• _Given task_: All lines in the data bearing the string "hidden" should be identified and copied.

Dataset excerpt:
☆ ☆ ☆ ☆
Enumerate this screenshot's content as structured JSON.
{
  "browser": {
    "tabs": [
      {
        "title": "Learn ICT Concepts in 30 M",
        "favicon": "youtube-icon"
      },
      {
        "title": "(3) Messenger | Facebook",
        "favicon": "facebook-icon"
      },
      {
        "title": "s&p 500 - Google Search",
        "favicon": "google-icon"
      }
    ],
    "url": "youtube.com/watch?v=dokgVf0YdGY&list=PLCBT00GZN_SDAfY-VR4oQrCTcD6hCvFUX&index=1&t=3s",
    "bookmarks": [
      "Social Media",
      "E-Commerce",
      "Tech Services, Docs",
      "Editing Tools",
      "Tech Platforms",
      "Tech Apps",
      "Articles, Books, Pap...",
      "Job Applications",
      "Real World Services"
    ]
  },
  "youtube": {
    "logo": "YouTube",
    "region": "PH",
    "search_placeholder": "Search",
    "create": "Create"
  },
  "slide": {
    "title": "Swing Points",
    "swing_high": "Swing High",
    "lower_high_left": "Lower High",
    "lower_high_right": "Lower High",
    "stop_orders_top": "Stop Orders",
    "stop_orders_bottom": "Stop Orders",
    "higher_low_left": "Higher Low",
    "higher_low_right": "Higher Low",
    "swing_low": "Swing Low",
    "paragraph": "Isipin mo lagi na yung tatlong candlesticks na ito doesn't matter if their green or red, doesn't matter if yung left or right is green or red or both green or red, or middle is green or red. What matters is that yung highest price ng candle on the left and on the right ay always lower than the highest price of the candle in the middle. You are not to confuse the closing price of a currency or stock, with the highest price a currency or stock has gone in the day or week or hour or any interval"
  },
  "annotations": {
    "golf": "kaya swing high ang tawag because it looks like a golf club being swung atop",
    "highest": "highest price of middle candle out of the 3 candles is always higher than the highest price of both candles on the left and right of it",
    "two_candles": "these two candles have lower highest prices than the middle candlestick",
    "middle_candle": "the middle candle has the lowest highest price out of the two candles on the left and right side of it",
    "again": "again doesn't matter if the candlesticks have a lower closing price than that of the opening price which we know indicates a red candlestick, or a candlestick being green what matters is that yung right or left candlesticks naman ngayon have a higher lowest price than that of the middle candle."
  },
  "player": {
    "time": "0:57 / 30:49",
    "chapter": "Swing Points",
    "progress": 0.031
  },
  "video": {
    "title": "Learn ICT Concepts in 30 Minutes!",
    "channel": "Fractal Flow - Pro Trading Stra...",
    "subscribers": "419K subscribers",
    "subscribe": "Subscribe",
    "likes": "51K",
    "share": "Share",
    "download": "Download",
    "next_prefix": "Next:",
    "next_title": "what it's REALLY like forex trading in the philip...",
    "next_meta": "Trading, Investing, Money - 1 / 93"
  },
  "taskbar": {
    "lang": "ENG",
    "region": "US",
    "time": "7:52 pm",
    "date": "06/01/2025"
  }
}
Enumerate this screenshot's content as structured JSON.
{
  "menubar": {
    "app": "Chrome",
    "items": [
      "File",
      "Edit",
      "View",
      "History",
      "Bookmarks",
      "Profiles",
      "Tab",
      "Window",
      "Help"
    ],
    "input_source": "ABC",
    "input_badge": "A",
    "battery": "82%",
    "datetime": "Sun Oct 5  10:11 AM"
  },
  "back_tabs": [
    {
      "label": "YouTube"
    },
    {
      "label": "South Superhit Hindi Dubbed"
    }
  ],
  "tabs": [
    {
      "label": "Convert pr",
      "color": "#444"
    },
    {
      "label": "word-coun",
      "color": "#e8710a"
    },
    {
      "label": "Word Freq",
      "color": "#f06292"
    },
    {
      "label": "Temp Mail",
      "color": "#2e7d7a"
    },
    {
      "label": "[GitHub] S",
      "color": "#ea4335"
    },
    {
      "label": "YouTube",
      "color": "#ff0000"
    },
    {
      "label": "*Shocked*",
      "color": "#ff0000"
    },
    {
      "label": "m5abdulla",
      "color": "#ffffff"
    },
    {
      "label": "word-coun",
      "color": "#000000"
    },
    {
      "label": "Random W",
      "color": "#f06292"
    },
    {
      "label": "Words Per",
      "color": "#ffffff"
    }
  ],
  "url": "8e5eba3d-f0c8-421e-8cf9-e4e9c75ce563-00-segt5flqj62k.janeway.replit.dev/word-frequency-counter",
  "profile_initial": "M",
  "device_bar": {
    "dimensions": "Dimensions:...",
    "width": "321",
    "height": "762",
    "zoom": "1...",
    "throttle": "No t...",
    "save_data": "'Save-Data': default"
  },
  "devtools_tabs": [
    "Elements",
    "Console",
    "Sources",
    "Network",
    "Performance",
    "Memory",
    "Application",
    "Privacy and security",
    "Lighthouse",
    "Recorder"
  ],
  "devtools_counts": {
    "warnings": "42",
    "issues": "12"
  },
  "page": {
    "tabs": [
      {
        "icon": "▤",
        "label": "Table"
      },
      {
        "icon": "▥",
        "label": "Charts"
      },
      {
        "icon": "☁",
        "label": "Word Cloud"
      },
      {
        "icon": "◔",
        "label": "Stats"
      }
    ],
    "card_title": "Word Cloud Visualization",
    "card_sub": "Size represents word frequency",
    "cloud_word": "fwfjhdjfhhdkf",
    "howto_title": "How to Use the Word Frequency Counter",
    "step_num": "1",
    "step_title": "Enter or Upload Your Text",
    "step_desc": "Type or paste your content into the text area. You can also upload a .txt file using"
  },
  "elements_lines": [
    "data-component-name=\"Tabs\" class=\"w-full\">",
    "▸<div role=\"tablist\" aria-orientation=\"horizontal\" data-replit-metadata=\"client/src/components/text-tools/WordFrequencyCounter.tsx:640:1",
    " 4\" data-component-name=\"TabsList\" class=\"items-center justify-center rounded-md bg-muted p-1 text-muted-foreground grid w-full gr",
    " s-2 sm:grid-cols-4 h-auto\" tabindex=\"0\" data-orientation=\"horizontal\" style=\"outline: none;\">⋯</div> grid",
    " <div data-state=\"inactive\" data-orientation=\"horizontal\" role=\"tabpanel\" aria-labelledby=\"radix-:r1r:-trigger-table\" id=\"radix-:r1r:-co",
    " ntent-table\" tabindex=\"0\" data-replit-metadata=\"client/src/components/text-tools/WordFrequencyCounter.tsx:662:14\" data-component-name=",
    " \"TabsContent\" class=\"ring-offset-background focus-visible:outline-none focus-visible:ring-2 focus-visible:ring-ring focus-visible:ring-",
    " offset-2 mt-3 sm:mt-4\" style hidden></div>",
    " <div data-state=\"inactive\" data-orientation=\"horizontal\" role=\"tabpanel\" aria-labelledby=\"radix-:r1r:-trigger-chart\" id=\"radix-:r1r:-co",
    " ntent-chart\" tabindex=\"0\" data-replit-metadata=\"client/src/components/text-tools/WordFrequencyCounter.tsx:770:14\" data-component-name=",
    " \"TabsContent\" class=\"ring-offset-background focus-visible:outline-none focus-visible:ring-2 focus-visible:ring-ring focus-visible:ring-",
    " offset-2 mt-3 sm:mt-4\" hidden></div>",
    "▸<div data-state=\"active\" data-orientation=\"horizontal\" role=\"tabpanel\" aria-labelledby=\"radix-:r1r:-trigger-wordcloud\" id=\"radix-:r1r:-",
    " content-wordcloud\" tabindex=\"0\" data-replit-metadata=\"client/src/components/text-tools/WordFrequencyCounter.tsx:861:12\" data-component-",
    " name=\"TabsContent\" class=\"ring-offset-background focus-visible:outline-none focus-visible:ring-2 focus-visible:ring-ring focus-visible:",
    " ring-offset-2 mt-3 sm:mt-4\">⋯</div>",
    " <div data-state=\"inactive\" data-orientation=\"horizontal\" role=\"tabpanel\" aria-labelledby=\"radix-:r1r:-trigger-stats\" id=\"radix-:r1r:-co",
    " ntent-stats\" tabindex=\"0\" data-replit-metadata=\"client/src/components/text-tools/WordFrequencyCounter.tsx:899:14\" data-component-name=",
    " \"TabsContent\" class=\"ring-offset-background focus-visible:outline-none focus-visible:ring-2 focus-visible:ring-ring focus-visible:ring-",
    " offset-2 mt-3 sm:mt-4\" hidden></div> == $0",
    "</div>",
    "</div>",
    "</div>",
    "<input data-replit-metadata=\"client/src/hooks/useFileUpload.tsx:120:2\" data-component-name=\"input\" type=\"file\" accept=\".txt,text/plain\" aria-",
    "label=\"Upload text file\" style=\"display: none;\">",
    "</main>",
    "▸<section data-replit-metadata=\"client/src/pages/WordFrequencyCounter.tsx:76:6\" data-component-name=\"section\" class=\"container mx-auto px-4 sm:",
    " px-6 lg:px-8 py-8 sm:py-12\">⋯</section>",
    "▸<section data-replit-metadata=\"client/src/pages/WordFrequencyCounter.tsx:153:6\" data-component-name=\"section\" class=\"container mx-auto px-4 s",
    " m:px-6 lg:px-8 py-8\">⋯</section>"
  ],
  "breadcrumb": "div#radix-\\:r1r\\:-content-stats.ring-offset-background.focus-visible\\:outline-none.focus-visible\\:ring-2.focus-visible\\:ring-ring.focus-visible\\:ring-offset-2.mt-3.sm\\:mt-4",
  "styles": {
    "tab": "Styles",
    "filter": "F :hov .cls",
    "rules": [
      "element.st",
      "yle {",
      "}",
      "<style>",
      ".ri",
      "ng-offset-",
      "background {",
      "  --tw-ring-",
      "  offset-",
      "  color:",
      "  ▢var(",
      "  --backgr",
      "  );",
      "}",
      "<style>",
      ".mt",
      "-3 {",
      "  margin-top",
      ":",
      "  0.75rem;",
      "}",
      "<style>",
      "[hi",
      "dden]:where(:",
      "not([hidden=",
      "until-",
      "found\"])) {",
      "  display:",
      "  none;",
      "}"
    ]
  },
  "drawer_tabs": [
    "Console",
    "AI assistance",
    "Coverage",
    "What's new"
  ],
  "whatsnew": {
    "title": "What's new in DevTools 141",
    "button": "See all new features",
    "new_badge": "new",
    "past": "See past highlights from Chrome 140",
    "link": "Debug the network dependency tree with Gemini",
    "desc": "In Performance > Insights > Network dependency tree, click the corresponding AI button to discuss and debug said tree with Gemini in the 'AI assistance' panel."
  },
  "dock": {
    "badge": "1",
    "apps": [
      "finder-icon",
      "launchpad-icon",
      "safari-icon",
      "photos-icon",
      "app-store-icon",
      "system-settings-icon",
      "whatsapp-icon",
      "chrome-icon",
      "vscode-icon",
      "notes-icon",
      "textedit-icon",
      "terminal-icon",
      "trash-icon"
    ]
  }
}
☆ ☆ ☆ ☆
• _Final result_:
    " offset-2 mt-3 sm:mt-4\" style hidden></div>",
    " offset-2 mt-3 sm:mt-4\" hidden></div>",
    " offset-2 mt-3 sm:mt-4\" hidden></div> == $0",
      "not([hidden=",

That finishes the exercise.